→ **WHAT THIS TASK INVOLVES**:
Copy out each line of the data holding "description".

→ **SUPPLIED MATERIAL**:
· · · ·

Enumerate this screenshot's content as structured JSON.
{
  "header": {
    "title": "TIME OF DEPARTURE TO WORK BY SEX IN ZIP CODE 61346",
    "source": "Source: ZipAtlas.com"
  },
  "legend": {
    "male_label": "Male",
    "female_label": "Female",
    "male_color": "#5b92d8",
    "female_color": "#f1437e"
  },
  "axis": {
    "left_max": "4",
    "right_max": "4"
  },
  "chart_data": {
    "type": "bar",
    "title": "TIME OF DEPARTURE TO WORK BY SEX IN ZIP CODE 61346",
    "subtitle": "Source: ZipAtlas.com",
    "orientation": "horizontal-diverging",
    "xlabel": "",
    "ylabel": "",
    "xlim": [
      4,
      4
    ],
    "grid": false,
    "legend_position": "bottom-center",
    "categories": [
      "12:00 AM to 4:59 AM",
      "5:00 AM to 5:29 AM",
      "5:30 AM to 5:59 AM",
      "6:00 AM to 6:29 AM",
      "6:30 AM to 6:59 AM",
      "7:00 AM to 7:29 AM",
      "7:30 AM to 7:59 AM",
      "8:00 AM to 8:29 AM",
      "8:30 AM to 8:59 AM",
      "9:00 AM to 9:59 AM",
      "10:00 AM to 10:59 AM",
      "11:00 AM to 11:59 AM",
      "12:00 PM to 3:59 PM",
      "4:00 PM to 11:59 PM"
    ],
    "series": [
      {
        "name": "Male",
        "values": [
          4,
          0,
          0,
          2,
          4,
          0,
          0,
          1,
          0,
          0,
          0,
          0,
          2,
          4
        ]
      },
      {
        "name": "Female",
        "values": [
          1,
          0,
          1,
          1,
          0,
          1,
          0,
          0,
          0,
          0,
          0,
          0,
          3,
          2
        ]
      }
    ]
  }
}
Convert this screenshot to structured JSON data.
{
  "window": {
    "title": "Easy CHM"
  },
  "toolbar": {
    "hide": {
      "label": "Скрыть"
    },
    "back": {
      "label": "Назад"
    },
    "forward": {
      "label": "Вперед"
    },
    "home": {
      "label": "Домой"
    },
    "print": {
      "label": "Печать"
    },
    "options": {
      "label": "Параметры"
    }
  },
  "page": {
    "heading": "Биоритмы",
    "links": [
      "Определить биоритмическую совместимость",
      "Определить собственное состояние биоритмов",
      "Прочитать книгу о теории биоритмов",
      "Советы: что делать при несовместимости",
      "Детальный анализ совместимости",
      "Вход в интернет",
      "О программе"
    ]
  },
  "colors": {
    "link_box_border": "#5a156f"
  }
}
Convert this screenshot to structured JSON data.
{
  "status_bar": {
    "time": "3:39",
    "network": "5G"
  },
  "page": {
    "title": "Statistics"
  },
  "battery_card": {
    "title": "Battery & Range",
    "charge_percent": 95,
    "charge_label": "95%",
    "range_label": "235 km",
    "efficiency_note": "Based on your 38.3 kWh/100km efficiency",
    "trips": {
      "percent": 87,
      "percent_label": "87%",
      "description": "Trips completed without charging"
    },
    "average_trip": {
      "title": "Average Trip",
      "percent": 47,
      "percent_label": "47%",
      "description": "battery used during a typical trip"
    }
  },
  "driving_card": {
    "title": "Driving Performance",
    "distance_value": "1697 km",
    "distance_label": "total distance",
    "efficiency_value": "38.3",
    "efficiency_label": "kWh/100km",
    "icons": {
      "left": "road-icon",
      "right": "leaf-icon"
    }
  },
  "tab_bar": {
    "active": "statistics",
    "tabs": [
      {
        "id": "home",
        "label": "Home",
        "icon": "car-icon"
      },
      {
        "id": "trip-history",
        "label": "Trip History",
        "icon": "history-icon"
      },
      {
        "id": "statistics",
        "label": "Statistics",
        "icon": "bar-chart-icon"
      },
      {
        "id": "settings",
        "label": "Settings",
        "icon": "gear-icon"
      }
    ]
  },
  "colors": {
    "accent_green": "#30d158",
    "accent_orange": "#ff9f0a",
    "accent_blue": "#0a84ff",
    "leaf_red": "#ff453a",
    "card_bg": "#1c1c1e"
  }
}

· · · ·

→ **RESPONSE TO THE EXERCISE**:
      "description": "Trips completed without charging"
      "description": "battery used during a typical trip"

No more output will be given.